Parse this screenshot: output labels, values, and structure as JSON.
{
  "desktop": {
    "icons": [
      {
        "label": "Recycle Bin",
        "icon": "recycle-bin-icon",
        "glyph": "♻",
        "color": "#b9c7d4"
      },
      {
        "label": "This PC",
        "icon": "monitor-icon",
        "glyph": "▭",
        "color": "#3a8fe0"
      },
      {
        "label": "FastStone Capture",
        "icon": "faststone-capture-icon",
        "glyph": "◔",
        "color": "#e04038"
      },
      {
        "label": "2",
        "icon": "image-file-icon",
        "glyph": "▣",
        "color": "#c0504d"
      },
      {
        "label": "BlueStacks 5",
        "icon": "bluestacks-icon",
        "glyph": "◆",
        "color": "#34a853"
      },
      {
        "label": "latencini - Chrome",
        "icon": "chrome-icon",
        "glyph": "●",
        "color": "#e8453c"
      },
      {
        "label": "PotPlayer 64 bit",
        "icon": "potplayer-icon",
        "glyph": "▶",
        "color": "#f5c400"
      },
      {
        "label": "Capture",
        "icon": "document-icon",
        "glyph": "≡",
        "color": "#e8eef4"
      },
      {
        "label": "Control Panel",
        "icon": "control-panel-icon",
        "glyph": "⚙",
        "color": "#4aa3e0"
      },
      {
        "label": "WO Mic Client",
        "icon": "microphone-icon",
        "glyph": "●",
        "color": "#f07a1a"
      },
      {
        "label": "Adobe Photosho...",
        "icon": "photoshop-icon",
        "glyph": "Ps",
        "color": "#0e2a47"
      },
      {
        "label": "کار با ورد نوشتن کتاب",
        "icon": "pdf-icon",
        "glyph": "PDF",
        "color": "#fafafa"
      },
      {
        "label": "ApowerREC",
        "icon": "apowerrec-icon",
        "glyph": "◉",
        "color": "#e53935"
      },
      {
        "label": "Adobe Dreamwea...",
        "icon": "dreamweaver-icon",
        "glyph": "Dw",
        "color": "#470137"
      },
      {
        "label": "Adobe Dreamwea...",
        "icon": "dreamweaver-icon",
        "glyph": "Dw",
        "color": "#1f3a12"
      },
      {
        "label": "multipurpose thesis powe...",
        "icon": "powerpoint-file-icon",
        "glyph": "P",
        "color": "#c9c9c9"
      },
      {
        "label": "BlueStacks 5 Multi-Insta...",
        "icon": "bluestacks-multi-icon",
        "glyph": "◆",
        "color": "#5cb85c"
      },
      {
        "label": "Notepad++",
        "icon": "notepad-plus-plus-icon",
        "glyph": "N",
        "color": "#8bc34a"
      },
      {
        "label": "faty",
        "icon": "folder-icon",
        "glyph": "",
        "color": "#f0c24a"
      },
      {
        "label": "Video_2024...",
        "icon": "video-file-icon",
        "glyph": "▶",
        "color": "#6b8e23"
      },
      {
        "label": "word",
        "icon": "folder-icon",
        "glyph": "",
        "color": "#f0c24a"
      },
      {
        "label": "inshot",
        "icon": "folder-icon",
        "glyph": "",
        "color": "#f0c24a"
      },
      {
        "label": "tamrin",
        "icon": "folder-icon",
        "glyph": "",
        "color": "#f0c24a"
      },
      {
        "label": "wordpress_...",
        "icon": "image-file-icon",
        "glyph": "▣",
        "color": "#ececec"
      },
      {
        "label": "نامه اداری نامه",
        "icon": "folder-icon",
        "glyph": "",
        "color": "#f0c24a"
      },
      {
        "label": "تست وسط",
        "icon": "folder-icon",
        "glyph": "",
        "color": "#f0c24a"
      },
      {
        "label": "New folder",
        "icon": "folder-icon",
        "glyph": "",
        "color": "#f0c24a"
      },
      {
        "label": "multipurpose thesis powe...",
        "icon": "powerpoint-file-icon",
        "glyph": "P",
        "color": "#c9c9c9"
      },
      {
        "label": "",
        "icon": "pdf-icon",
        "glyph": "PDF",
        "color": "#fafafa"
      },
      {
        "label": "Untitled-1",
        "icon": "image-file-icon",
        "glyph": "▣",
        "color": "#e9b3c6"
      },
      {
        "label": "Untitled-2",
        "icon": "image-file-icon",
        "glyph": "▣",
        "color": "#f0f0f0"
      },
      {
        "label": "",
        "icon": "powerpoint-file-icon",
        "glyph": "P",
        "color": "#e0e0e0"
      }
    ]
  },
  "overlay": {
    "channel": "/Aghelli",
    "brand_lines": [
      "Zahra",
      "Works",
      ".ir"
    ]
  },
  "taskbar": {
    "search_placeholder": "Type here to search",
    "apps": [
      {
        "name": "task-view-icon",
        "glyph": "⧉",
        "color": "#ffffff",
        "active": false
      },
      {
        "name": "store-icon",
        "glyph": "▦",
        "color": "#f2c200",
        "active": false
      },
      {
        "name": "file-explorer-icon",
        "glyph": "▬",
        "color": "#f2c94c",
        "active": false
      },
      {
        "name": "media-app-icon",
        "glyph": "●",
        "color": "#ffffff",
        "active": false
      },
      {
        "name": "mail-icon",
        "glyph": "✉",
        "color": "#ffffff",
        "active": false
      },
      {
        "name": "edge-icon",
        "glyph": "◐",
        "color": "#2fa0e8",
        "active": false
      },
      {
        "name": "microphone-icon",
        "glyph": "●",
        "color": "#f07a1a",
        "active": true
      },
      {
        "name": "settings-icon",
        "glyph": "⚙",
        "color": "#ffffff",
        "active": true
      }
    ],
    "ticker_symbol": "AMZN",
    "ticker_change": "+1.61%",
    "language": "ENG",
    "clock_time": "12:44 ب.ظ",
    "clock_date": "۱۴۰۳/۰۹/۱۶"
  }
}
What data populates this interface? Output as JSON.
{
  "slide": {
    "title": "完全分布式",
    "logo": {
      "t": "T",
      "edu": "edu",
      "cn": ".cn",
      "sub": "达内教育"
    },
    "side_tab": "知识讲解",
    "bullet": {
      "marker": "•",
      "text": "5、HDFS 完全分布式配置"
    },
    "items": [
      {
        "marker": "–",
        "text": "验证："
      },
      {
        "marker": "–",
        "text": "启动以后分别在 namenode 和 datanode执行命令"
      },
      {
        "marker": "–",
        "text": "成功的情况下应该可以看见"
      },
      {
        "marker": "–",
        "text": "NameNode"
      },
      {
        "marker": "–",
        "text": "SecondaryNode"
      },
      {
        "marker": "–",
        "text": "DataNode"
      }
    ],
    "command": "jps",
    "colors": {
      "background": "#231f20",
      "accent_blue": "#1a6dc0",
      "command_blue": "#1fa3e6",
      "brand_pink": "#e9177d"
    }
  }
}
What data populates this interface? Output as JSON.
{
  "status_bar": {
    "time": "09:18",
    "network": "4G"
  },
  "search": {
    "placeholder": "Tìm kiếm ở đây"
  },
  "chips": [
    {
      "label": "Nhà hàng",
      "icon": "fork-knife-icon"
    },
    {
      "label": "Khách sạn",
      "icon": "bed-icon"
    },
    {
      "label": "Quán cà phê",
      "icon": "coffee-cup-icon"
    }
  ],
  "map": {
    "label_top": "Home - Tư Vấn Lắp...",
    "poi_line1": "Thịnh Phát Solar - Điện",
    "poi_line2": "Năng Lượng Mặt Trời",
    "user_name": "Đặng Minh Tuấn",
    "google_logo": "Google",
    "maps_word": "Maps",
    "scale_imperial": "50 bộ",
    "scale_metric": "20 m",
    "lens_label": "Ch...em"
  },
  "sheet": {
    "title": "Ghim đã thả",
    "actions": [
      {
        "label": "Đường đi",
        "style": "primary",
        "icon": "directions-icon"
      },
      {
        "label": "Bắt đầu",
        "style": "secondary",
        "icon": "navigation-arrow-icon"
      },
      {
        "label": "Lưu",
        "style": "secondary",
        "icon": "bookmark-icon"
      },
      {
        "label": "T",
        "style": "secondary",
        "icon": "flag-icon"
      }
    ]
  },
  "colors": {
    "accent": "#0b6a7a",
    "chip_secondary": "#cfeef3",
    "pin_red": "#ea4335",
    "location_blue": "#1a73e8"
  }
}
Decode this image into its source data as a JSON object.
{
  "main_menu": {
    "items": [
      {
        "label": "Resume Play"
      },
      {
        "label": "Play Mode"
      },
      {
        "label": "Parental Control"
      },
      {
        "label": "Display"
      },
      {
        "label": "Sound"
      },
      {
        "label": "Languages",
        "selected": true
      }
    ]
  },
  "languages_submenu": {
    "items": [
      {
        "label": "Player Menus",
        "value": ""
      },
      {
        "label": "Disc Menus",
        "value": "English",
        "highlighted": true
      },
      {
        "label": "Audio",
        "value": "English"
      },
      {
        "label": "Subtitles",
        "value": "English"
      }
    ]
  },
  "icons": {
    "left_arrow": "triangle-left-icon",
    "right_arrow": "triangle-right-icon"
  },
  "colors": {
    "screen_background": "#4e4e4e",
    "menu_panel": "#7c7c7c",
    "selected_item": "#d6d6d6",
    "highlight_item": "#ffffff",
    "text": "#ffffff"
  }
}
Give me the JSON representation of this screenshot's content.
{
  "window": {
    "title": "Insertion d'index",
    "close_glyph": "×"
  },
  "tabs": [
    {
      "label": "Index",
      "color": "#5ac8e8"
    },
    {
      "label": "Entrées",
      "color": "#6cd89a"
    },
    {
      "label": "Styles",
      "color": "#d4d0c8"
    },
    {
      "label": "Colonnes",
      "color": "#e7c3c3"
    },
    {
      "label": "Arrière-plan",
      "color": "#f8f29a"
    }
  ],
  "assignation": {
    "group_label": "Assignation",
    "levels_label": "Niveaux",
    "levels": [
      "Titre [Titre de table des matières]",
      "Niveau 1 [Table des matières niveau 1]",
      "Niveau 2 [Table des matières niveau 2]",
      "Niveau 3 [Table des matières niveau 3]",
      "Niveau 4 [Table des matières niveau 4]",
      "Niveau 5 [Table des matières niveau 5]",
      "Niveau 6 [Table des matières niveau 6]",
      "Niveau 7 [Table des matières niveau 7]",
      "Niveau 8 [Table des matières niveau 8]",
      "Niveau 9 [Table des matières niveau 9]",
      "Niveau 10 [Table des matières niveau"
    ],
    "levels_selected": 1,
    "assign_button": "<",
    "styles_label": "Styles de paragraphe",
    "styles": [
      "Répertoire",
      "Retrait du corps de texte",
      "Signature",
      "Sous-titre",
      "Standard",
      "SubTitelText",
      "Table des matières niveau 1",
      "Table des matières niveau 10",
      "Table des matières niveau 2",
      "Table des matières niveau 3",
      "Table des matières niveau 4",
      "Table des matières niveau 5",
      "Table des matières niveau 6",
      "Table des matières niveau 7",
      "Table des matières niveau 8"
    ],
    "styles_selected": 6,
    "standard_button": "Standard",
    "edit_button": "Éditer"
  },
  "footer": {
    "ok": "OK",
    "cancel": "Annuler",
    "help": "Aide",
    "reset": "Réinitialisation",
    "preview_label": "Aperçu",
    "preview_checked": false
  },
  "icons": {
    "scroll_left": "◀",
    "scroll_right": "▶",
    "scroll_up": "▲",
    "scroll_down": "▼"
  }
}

----------

*Problem description*:
Wherever "Menus" shows up in a line, copy that line.

*The reply*:
        "label": "Player Menus",
        "label": "Disc Menus",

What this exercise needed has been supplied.